*PROBLEM*
Scan the data beneath this task and copy each line that includes "layout".

*DATA SUPPLIED*
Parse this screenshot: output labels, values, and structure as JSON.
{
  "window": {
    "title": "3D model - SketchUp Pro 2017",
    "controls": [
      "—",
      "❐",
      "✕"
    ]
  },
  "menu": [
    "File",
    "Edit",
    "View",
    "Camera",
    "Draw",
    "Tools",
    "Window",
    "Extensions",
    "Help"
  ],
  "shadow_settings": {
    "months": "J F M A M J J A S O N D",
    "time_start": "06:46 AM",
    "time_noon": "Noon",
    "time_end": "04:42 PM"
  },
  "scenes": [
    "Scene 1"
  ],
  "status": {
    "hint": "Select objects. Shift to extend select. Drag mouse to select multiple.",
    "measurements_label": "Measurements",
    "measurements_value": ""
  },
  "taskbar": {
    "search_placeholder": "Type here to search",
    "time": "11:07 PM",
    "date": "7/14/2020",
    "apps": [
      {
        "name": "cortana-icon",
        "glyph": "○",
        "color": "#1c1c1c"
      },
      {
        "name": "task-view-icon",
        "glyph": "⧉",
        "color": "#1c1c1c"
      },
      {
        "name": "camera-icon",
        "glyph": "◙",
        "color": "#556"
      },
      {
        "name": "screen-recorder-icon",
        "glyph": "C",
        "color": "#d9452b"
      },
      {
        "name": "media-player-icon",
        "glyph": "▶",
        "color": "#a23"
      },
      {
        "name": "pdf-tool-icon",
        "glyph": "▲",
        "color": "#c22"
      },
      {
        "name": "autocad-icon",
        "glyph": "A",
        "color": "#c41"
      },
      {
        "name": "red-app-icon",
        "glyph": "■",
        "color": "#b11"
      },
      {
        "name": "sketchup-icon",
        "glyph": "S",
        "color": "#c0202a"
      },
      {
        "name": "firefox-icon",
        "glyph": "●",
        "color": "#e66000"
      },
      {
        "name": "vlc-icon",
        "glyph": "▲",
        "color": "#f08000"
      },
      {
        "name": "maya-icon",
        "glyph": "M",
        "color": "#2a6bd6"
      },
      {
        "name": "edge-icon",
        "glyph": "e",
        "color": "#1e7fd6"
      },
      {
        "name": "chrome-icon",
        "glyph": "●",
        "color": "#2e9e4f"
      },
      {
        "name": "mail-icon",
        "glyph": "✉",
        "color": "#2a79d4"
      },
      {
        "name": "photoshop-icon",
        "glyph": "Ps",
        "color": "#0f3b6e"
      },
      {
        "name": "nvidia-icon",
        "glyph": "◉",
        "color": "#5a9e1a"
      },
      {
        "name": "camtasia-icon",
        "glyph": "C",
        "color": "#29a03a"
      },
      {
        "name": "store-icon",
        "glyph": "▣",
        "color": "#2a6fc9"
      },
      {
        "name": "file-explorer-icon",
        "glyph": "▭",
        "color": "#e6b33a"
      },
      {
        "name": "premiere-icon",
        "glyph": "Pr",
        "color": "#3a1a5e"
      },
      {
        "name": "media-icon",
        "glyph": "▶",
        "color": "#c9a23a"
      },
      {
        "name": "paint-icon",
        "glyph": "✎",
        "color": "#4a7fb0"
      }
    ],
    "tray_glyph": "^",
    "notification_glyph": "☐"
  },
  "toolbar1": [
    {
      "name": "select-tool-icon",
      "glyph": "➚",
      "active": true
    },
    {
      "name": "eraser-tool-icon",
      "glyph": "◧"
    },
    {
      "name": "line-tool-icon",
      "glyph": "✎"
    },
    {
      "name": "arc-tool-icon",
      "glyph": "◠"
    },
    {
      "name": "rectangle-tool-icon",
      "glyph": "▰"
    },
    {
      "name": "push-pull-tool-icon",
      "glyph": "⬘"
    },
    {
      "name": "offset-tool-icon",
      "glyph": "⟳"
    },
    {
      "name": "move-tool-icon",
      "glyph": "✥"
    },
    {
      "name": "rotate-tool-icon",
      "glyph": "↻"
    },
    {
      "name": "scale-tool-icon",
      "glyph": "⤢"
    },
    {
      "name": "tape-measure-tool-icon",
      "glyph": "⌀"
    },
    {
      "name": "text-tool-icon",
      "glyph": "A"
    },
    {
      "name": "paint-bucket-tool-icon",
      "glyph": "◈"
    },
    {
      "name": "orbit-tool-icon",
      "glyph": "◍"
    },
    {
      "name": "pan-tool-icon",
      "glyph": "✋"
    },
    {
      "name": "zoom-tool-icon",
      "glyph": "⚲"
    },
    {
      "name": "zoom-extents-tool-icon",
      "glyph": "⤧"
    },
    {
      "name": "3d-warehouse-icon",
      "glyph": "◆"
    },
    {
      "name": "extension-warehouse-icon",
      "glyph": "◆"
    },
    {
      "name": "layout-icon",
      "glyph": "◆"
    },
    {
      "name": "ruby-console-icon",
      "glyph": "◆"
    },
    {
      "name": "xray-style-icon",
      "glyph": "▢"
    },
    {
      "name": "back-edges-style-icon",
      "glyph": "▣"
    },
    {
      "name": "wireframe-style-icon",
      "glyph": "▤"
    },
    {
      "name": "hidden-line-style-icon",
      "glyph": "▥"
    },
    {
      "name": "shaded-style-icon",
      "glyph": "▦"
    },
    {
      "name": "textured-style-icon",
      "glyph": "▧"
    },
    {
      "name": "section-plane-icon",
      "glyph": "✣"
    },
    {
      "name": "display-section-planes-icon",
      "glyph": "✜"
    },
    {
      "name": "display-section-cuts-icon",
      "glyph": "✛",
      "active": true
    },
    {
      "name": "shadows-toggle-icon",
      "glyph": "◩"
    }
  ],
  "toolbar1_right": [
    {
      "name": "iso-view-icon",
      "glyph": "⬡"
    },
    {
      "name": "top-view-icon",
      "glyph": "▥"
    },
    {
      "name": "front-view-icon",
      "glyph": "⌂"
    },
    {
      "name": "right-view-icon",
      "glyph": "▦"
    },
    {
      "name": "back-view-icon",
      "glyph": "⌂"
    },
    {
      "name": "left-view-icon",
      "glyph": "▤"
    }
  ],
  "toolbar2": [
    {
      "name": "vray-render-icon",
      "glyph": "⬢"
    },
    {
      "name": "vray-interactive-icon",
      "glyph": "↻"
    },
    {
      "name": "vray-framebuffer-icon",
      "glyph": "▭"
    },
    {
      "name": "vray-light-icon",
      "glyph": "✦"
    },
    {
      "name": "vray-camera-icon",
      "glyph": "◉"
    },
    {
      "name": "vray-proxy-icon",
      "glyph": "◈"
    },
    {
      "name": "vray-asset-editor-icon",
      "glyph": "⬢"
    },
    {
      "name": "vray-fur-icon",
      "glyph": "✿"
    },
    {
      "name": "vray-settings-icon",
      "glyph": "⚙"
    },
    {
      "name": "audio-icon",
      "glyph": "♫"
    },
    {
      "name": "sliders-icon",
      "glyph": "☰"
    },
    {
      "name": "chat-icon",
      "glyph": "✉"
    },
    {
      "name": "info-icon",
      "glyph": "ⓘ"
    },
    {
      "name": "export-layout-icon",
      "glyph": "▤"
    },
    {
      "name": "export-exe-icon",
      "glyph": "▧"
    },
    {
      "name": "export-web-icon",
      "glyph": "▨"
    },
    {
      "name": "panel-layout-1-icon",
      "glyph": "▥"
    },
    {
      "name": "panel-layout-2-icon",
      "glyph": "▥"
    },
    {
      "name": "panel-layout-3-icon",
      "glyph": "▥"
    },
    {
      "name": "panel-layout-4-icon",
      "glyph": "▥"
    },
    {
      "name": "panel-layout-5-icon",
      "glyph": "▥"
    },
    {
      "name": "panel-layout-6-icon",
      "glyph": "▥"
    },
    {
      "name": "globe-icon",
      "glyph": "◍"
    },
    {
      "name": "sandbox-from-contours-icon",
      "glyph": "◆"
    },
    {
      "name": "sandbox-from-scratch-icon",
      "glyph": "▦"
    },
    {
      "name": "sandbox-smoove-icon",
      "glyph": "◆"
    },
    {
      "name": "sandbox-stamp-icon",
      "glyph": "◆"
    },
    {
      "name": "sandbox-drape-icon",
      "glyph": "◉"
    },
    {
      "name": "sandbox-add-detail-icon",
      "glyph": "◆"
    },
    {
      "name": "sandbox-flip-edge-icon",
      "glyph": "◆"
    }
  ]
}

*RESPONSE FOR THIS EXERCISE*
      "name": "layout-icon",
      "name": "export-layout-icon",
      "name": "panel-layout-1-icon",
      "name": "panel-layout-2-icon",
      "name": "panel-layout-3-icon",
      "name": "panel-layout-4-icon",
      "name": "panel-layout-5-icon",
      "name": "panel-layout-6-icon",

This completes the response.